Stored records:
::::
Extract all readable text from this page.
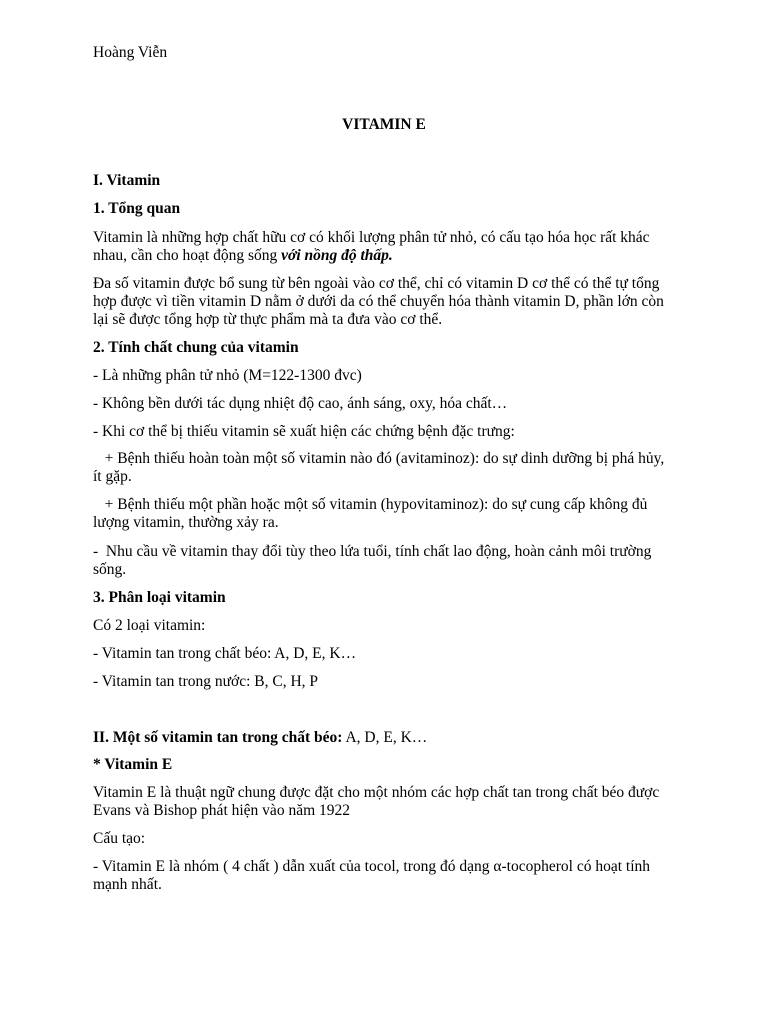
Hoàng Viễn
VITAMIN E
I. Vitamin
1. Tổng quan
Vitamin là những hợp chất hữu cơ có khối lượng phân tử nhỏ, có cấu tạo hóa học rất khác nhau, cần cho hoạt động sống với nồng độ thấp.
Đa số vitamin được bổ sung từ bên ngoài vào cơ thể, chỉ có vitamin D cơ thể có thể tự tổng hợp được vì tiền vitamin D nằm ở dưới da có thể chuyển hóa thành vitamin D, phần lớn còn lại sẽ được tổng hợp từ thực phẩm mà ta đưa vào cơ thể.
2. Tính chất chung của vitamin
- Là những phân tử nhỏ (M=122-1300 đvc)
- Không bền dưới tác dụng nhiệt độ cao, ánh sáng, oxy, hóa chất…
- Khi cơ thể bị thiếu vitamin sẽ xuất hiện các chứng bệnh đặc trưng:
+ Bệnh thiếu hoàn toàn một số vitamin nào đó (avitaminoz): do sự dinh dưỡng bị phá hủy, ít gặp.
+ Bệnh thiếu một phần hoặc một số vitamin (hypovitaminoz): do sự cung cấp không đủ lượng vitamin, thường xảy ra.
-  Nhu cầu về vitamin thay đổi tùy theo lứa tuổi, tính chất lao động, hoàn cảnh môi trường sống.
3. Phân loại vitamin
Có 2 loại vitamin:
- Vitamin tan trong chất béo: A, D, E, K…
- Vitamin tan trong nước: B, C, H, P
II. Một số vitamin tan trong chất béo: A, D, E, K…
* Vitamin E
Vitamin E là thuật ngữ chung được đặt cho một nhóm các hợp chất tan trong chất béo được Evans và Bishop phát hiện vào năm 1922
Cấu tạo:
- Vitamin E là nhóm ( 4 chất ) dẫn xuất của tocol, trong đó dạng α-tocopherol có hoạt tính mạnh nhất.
::::
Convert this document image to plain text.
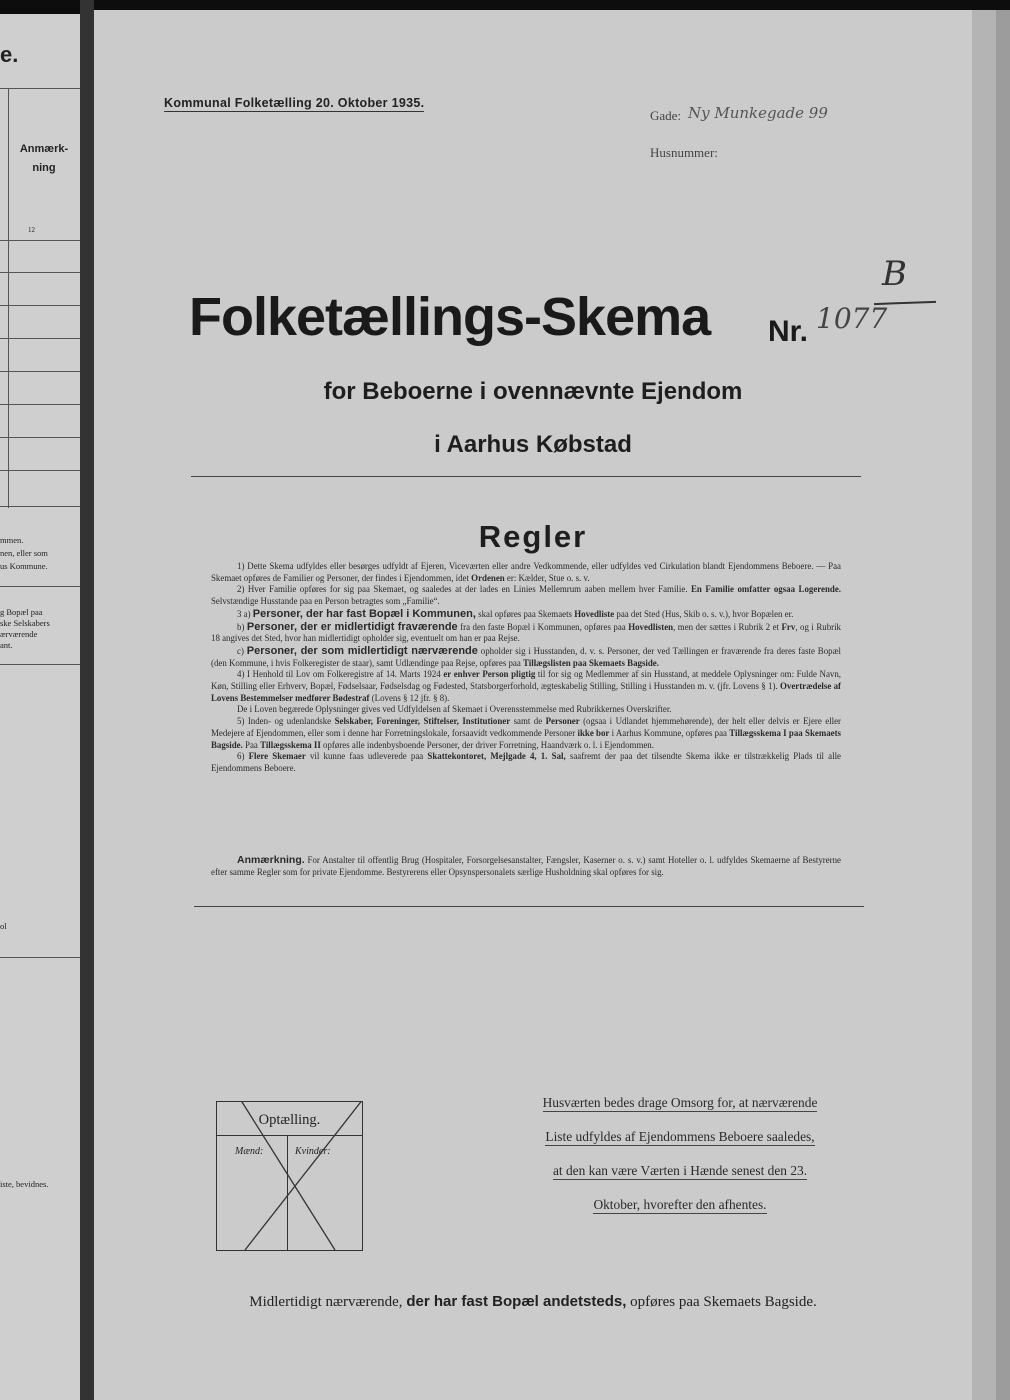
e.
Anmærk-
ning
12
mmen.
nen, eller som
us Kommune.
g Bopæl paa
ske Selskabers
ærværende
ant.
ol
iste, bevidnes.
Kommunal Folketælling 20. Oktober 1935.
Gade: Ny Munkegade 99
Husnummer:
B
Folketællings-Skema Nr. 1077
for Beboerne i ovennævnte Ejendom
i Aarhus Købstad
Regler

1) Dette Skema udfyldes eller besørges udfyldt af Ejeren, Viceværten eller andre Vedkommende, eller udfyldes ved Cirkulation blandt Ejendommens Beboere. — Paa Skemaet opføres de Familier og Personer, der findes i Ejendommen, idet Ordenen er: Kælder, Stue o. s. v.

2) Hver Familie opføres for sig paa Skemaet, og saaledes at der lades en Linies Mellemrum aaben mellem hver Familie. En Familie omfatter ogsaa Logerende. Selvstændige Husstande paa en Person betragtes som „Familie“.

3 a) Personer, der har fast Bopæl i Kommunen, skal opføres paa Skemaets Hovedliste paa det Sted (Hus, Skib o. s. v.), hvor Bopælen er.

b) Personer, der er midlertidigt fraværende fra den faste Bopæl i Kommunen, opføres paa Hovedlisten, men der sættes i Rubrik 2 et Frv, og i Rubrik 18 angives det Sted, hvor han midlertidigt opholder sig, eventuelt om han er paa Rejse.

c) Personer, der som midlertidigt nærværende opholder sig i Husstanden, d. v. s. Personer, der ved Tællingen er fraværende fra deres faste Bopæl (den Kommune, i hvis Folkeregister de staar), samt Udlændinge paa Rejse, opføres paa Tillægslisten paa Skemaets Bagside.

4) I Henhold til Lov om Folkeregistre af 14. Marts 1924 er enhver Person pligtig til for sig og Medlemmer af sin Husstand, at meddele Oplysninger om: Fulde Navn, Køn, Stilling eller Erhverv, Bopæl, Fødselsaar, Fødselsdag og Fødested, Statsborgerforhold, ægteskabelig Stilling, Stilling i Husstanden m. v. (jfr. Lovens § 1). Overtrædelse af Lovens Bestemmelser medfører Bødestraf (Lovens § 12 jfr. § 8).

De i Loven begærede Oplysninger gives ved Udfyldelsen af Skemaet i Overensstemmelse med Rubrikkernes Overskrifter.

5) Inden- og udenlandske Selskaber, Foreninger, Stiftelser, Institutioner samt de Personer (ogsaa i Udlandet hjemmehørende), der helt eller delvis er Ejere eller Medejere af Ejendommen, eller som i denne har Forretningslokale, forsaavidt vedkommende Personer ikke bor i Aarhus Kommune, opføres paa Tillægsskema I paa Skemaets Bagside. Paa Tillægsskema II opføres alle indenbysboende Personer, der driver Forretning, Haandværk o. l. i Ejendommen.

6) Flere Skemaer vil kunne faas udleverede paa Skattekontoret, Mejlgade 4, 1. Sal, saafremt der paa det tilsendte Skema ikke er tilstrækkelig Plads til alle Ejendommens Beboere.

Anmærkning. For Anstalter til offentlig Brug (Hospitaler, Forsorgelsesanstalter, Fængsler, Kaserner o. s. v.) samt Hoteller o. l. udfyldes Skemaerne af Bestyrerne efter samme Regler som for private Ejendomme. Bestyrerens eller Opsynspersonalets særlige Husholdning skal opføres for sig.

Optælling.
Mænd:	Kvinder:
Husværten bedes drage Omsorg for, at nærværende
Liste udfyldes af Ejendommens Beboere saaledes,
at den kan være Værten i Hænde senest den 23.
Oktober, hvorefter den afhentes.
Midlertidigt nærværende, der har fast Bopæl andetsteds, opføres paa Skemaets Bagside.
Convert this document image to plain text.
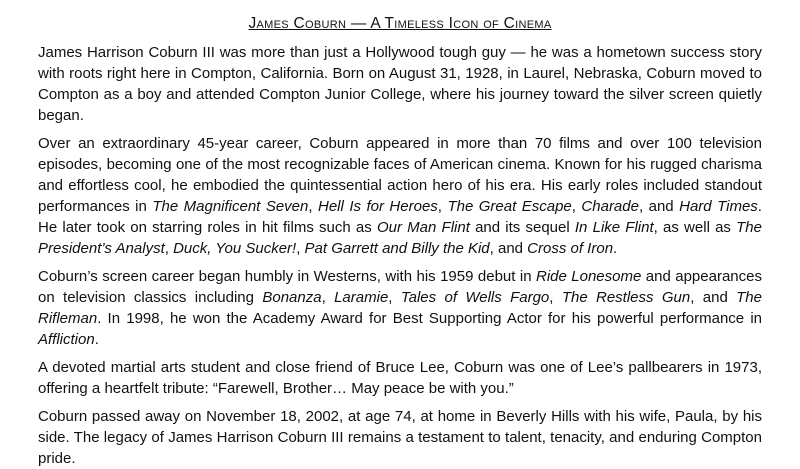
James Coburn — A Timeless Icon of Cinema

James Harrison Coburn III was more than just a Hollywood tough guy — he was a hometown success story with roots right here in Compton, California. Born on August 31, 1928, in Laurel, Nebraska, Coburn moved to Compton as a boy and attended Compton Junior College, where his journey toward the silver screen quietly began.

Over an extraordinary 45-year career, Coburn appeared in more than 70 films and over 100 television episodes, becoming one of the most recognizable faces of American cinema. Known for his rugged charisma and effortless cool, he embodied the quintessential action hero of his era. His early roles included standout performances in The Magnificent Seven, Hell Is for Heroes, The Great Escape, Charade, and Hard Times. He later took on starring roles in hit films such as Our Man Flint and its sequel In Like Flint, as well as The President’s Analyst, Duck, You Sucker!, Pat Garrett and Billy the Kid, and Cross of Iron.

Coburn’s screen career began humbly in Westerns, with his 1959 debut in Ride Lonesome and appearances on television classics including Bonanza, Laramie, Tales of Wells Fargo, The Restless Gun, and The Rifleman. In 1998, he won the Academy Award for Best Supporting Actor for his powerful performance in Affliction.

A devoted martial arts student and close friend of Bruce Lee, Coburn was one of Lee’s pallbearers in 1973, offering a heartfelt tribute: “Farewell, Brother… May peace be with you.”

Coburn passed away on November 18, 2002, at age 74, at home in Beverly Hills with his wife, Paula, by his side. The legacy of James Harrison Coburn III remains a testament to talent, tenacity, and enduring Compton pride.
::::
Show the lines of the data that hold the word "thiếu".

- Khi cơ thể bị thiếu vitamin sẽ xuất hiện các chứng bệnh đặc trưng:
+ Bệnh thiếu hoàn toàn một số vitamin nào đó (avitaminoz): do sự dinh dưỡng bị phá hủy, ít gặp.
+ Bệnh thiếu một phần hoặc một số vitamin (hypovitaminoz): do sự cung cấp không đủ lượng vitamin, thường xảy ra.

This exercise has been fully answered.